TASK INSTRUCTIONS ->
Copy every record below exactly.
Start of INFORMATION GIVEN
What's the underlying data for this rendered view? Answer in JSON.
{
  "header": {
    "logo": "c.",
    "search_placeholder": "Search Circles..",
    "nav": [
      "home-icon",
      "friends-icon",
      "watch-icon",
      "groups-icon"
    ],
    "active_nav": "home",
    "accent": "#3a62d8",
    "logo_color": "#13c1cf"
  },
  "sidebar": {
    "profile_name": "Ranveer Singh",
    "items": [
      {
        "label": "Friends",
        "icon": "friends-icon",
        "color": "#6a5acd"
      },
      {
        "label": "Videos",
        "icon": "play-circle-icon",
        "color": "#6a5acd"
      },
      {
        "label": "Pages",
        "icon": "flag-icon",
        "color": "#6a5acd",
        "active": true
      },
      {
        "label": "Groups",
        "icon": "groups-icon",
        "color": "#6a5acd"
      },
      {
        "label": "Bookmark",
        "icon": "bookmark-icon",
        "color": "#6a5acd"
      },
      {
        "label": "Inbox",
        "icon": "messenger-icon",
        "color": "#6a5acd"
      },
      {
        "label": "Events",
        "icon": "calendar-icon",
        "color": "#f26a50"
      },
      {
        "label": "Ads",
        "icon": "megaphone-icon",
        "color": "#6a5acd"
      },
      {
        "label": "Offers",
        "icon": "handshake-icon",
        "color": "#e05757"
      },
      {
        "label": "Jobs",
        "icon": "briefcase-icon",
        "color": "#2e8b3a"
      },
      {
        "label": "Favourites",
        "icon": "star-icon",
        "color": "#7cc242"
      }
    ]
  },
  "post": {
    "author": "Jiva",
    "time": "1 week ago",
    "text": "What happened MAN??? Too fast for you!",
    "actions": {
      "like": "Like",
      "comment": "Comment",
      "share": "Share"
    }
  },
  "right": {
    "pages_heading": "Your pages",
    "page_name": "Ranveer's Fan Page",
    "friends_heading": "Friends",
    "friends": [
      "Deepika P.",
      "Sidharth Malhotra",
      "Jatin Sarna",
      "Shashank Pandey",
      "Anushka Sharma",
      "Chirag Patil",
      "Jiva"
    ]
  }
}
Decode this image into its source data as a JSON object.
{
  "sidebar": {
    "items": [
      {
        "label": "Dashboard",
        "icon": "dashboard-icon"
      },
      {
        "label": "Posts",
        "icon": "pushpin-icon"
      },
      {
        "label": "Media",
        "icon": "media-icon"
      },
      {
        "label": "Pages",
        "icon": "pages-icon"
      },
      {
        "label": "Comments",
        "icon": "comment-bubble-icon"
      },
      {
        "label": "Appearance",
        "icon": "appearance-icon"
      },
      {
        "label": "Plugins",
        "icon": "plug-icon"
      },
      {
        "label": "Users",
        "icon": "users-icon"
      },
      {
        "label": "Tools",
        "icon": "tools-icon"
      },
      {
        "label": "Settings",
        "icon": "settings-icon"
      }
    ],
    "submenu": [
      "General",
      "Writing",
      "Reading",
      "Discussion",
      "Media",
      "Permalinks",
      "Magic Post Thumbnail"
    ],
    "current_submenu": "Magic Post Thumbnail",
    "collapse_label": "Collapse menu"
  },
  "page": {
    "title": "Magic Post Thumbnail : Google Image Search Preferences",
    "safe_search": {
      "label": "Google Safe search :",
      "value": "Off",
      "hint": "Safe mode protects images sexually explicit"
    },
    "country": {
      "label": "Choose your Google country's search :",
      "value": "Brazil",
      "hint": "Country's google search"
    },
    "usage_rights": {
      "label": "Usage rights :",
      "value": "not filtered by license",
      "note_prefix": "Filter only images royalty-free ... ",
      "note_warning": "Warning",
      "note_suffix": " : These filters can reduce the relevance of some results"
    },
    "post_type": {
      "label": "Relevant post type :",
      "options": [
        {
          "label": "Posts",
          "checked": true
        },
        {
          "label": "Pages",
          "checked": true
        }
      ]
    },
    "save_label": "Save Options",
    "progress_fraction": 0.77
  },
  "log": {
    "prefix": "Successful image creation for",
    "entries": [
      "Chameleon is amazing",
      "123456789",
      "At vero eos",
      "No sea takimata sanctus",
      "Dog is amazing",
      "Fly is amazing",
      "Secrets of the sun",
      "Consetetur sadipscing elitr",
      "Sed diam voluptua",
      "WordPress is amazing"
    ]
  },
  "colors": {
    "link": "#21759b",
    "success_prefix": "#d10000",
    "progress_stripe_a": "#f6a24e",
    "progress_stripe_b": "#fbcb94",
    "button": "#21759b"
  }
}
End of INFORMATION GIVEN
SOLUTION FOR THIS PROBLEM ->
What's the underlying data for this rendered view? Answer in JSON.
{
  "header": {
    "logo": "c.",
    "search_placeholder": "Search Circles..",
    "nav": [
      "home-icon",
      "friends-icon",
      "watch-icon",
      "groups-icon"
    ],
    "active_nav": "home",
    "accent": "#3a62d8",
    "logo_color": "#13c1cf"
  },
  "sidebar": {
    "profile_name": "Ranveer Singh",
    "items": [
      {
        "label": "Friends",
        "icon": "friends-icon",
        "color": "#6a5acd"
      },
      {
        "label": "Videos",
        "icon": "play-circle-icon",
        "color": "#6a5acd"
      },
      {
        "label": "Pages",
        "icon": "flag-icon",
        "color": "#6a5acd",
        "active": true
      },
      {
        "label": "Groups",
        "icon": "groups-icon",
        "color": "#6a5acd"
      },
      {
        "label": "Bookmark",
        "icon": "bookmark-icon",
        "color": "#6a5acd"
      },
      {
        "label": "Inbox",
        "icon": "messenger-icon",
        "color": "#6a5acd"
      },
      {
        "label": "Events",
        "icon": "calendar-icon",
        "color": "#f26a50"
      },
      {
        "label": "Ads",
        "icon": "megaphone-icon",
        "color": "#6a5acd"
      },
      {
        "label": "Offers",
        "icon": "handshake-icon",
        "color": "#e05757"
      },
      {
        "label": "Jobs",
        "icon": "briefcase-icon",
        "color": "#2e8b3a"
      },
      {
        "label": "Favourites",
        "icon": "star-icon",
        "color": "#7cc242"
      }
    ]
  },
  "post": {
    "author": "Jiva",
    "time": "1 week ago",
    "text": "What happened MAN??? Too fast for you!",
    "actions": {
      "like": "Like",
      "comment": "Comment",
      "share": "Share"
    }
  },
  "right": {
    "pages_heading": "Your pages",
    "page_name": "Ranveer's Fan Page",
    "friends_heading": "Friends",
    "friends": [
      "Deepika P.",
      "Sidharth Malhotra",
      "Jatin Sarna",
      "Shashank Pandey",
      "Anushka Sharma",
      "Chirag Patil",
      "Jiva"
    ]
  }
}
Decode this image into its source data as a JSON object.
{
  "sidebar": {
    "items": [
      {
        "label": "Dashboard",
        "icon": "dashboard-icon"
      },
      {
        "label": "Posts",
        "icon": "pushpin-icon"
      },
      {
        "label": "Media",
        "icon": "media-icon"
      },
      {
        "label": "Pages",
        "icon": "pages-icon"
      },
      {
        "label": "Comments",
        "icon": "comment-bubble-icon"
      },
      {
        "label": "Appearance",
        "icon": "appearance-icon"
      },
      {
        "label": "Plugins",
        "icon": "plug-icon"
      },
      {
        "label": "Users",
        "icon": "users-icon"
      },
      {
        "label": "Tools",
        "icon": "tools-icon"
      },
      {
        "label": "Settings",
        "icon": "settings-icon"
      }
    ],
    "submenu": [
      "General",
      "Writing",
      "Reading",
      "Discussion",
      "Media",
      "Permalinks",
      "Magic Post Thumbnail"
    ],
    "current_submenu": "Magic Post Thumbnail",
    "collapse_label": "Collapse menu"
  },
  "page": {
    "title": "Magic Post Thumbnail : Google Image Search Preferences",
    "safe_search": {
      "label": "Google Safe search :",
      "value": "Off",
      "hint": "Safe mode protects images sexually explicit"
    },
    "country": {
      "label": "Choose your Google country's search :",
      "value": "Brazil",
      "hint": "Country's google search"
    },
    "usage_rights": {
      "label": "Usage rights :",
      "value": "not filtered by license",
      "note_prefix": "Filter only images royalty-free ... ",
      "note_warning": "Warning",
      "note_suffix": " : These filters can reduce the relevance of some results"
    },
    "post_type": {
      "label": "Relevant post type :",
      "options": [
        {
          "label": "Posts",
          "checked": true
        },
        {
          "label": "Pages",
          "checked": true
        }
      ]
    },
    "save_label": "Save Options",
    "progress_fraction": 0.77
  },
  "log": {
    "prefix": "Successful image creation for",
    "entries": [
      "Chameleon is amazing",
      "123456789",
      "At vero eos",
      "No sea takimata sanctus",
      "Dog is amazing",
      "Fly is amazing",
      "Secrets of the sun",
      "Consetetur sadipscing elitr",
      "Sed diam voluptua",
      "WordPress is amazing"
    ]
  },
  "colors": {
    "link": "#21759b",
    "success_prefix": "#d10000",
    "progress_stripe_a": "#f6a24e",
    "progress_stripe_b": "#fbcb94",
    "button": "#21759b"
  }
}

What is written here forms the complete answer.